───── Source material ─────
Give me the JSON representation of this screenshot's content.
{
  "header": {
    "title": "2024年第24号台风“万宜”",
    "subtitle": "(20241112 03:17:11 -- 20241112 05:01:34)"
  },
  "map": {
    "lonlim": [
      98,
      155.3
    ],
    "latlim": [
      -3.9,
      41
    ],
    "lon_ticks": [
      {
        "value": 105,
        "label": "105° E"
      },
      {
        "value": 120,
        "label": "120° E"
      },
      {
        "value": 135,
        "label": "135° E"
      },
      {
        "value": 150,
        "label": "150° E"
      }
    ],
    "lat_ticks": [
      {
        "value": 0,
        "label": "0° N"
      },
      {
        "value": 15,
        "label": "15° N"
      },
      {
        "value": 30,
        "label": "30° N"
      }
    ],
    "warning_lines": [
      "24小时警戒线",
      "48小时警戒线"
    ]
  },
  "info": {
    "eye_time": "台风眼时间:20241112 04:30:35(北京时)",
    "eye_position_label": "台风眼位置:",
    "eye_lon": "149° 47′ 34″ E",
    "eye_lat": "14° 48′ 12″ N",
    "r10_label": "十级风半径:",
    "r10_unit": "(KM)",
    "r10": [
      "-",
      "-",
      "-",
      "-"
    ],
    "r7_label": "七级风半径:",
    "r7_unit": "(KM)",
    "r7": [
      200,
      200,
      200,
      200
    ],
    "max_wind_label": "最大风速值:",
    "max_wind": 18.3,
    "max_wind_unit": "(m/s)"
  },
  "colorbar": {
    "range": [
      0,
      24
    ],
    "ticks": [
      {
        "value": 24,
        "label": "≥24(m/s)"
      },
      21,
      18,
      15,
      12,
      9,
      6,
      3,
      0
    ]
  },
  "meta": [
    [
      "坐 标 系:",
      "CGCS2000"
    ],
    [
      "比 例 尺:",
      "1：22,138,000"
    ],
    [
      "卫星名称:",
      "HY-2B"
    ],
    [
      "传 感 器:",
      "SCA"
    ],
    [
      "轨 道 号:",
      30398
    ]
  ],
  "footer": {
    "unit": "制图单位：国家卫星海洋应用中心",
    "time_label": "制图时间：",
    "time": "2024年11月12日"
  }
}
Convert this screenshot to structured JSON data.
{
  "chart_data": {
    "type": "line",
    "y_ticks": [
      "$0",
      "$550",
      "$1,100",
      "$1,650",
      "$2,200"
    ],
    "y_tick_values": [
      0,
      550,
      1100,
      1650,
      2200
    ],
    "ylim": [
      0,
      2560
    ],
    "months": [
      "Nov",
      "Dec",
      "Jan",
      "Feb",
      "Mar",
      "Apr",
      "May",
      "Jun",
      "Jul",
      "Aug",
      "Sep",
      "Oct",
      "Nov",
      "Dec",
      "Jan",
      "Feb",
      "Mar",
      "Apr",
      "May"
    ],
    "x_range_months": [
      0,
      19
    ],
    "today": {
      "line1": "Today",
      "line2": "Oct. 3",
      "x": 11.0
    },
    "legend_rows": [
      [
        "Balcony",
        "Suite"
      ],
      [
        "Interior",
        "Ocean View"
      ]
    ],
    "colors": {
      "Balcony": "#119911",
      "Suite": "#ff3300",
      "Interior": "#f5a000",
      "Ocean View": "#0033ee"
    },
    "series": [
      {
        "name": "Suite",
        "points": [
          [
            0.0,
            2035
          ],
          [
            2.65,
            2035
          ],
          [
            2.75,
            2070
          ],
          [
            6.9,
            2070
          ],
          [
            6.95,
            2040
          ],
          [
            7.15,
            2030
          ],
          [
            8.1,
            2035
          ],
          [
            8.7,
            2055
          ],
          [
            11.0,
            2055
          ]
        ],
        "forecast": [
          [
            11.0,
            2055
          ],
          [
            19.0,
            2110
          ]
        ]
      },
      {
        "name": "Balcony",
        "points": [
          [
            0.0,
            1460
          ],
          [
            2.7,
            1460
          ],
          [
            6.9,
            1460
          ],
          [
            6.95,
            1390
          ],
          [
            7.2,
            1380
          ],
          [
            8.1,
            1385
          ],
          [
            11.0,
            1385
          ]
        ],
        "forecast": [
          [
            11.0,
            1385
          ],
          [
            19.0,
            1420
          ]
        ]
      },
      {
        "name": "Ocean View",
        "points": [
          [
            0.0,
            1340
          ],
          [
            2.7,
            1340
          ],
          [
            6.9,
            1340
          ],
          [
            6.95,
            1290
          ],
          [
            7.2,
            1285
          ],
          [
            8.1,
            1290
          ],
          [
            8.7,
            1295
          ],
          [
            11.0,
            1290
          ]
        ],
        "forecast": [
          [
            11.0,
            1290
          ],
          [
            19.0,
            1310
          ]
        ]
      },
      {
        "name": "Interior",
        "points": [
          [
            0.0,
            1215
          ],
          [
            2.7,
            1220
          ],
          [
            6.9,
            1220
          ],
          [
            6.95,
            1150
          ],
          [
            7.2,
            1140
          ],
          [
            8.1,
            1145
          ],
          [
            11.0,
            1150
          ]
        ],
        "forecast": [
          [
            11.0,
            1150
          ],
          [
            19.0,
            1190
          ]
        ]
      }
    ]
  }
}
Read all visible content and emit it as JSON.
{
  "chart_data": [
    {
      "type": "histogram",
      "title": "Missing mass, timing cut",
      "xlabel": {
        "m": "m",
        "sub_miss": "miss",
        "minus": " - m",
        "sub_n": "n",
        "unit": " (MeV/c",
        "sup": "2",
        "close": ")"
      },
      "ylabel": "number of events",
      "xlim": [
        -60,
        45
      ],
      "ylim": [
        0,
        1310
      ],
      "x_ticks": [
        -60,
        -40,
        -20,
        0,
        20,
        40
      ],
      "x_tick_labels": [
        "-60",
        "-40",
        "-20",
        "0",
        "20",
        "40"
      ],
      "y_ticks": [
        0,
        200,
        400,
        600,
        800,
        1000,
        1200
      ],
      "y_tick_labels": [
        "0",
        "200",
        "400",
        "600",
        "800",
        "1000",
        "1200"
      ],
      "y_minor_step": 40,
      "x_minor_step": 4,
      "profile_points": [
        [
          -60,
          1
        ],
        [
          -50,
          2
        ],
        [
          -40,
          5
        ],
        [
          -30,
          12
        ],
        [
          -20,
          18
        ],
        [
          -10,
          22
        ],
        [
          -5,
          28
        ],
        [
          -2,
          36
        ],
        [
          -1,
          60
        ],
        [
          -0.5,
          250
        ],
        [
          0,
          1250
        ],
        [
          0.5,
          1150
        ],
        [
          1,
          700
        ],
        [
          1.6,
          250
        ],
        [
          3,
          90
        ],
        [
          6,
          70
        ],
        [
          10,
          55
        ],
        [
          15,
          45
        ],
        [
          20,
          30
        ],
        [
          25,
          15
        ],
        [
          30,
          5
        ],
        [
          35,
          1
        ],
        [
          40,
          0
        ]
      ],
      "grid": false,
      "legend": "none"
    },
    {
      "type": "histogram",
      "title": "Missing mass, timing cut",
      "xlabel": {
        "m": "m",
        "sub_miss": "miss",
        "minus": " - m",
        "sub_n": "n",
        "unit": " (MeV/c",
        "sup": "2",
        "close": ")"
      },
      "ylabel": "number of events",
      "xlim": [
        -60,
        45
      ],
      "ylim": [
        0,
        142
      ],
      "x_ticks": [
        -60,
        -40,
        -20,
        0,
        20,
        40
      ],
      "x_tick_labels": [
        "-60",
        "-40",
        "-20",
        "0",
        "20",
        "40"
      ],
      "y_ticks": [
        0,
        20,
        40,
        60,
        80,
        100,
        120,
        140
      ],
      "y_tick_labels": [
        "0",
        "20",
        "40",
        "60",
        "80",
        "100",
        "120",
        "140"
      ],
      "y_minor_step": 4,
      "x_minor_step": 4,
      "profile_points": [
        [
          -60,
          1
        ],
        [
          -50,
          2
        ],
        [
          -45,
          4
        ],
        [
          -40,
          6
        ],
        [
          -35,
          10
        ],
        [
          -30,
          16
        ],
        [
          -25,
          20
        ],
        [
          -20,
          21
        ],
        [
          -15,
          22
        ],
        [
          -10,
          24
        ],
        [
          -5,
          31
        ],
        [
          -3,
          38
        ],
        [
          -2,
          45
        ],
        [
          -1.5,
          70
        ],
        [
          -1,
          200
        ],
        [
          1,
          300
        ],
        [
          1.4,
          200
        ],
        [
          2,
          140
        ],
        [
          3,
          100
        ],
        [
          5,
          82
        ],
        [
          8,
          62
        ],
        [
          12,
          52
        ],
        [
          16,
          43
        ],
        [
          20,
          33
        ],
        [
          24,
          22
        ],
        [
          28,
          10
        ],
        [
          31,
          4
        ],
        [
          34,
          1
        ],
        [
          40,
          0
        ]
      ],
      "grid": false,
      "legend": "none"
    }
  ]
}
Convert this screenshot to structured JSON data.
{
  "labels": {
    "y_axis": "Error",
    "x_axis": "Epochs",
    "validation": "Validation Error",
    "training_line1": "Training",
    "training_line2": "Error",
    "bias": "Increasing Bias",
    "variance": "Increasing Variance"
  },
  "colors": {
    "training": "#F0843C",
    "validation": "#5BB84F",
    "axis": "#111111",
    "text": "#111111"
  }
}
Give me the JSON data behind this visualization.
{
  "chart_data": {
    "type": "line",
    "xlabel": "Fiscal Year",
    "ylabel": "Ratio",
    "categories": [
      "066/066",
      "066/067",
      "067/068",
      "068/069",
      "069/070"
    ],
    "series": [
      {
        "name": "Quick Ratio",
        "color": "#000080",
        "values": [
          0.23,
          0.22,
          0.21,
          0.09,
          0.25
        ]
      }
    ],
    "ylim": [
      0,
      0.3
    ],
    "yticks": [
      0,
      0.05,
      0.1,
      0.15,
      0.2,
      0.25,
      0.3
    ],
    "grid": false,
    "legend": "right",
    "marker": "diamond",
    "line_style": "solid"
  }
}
─────
» **Exercise details**
Filter the entries down to the lines containing "Give". Copy each of those lines.

» **Completed task**
Give me the JSON representation of this screenshot's content.
Give me the JSON data behind this visualization.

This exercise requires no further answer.